*EXERCISE DIRECTIONS:*
All the data should be repeated exactly. Any image in it is left out.

*ENTRIES SHOWN:*
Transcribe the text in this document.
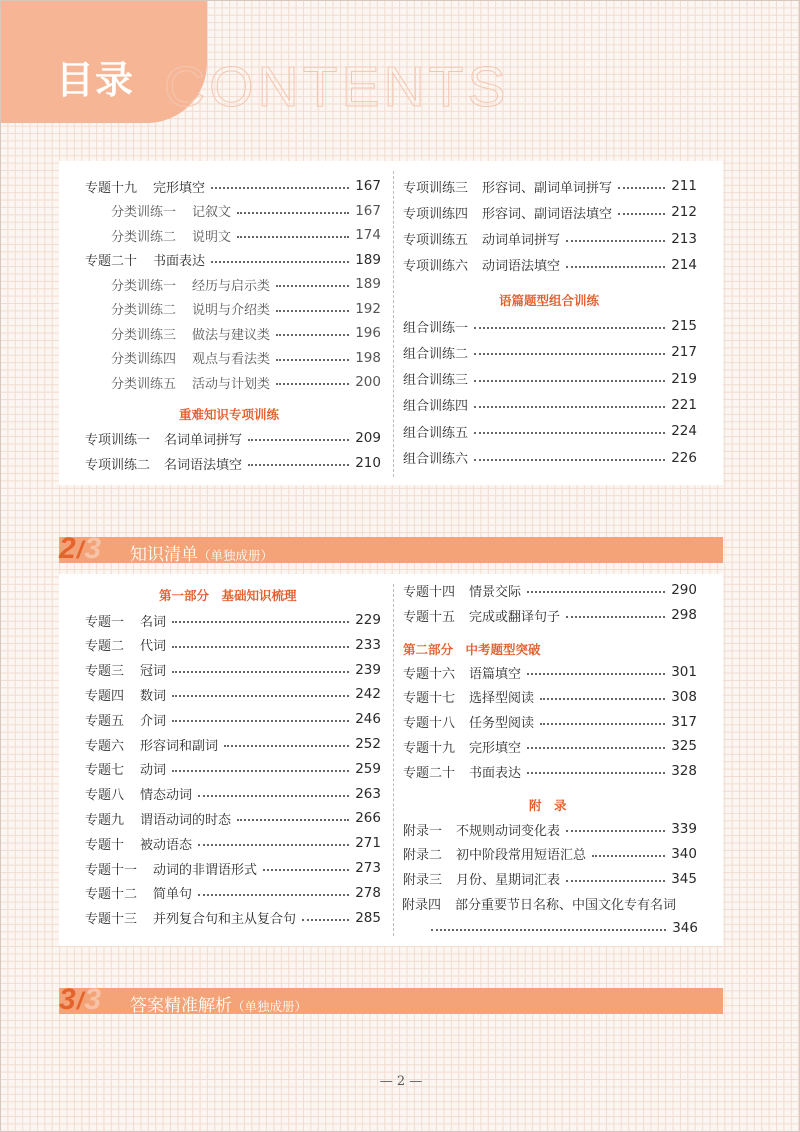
目录 CONTENTS
重难知识专项训练
语篇题型组合训练
专题十九 完形填空	167
分类训练一 记叙文	167
分类训练二 说明文	174
专题二十 书面表达	189
分类训练一 经历与启示类	189
分类训练二 说明与介绍类	192
分类训练三 做法与建议类	196
分类训练四 观点与看法类	198
分类训练五 活动与计划类	200
专项训练一 名词单词拼写	209
专项训练二 名词语法填空	210
专项训练三 形容词、副词单词拼写	211
专项训练四 形容词、副词语法填空	212
专项训练五 动词单词拼写	213
专项训练六 动词语法填空	214
组合训练一	215
组合训练二	217
组合训练三	219
组合训练四	221
组合训练五	224
组合训练六	226
2 / 3 知识清单（单独成册）
第一部分　基础知识梳理
第二部分　中考题型突破
附　录
专题一 名词	229
专题二 代词	233
专题三 冠词	239
专题四 数词	242
专题五 介词	246
专题六 形容词和副词	252
专题七 动词	259
专题八 情态动词	263
专题九 谓语动词的时态	266
专题十 被动语态	271
专题十一 动词的非谓语形式	273
专题十二 简单句	278
专题十三 并列复合句和主从复合句	285
专题十四 情景交际	290
专题十五 完成或翻译句子	298
专题十六 语篇填空	301
专题十七 选择型阅读	308
专题十八 任务型阅读	317
专题十九 完形填空	325
专题二十 书面表达	328
附录一 不规则动词变化表	339
附录二 初中阶段常用短语汇总	340
附录三 月份、星期词汇表	345
附录四 部分重要节日名称、中国文化专有名词
346
3 / 3 答案精准解析（单独成册）
— 2 —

*CORRECT ANSWER:*
Transcribe the text in this document.
目录 CONTENTS
重难知识专项训练
语篇题型组合训练
专题十九 完形填空	167
分类训练一 记叙文	167
分类训练二 说明文	174
专题二十 书面表达	189
分类训练一 经历与启示类	189
分类训练二 说明与介绍类	192
分类训练三 做法与建议类	196
分类训练四 观点与看法类	198
分类训练五 活动与计划类	200
专项训练一 名词单词拼写	209
专项训练二 名词语法填空	210
专项训练三 形容词、副词单词拼写	211
专项训练四 形容词、副词语法填空	212
专项训练五 动词单词拼写	213
专项训练六 动词语法填空	214
组合训练一	215
组合训练二	217
组合训练三	219
组合训练四	221
组合训练五	224
组合训练六	226
2 / 3 知识清单（单独成册）
第一部分　基础知识梳理
第二部分　中考题型突破
附　录
专题一 名词	229
专题二 代词	233
专题三 冠词	239
专题四 数词	242
专题五 介词	246
专题六 形容词和副词	252
专题七 动词	259
专题八 情态动词	263
专题九 谓语动词的时态	266
专题十 被动语态	271
专题十一 动词的非谓语形式	273
专题十二 简单句	278
专题十三 并列复合句和主从复合句	285
专题十四 情景交际	290
专题十五 完成或翻译句子	298
专题十六 语篇填空	301
专题十七 选择型阅读	308
专题十八 任务型阅读	317
专题十九 完形填空	325
专题二十 书面表达	328
附录一 不规则动词变化表	339
附录二 初中阶段常用短语汇总	340
附录三 月份、星期词汇表	345
附录四 部分重要节日名称、中国文化专有名词
346
3 / 3 答案精准解析（单独成册）
— 2 —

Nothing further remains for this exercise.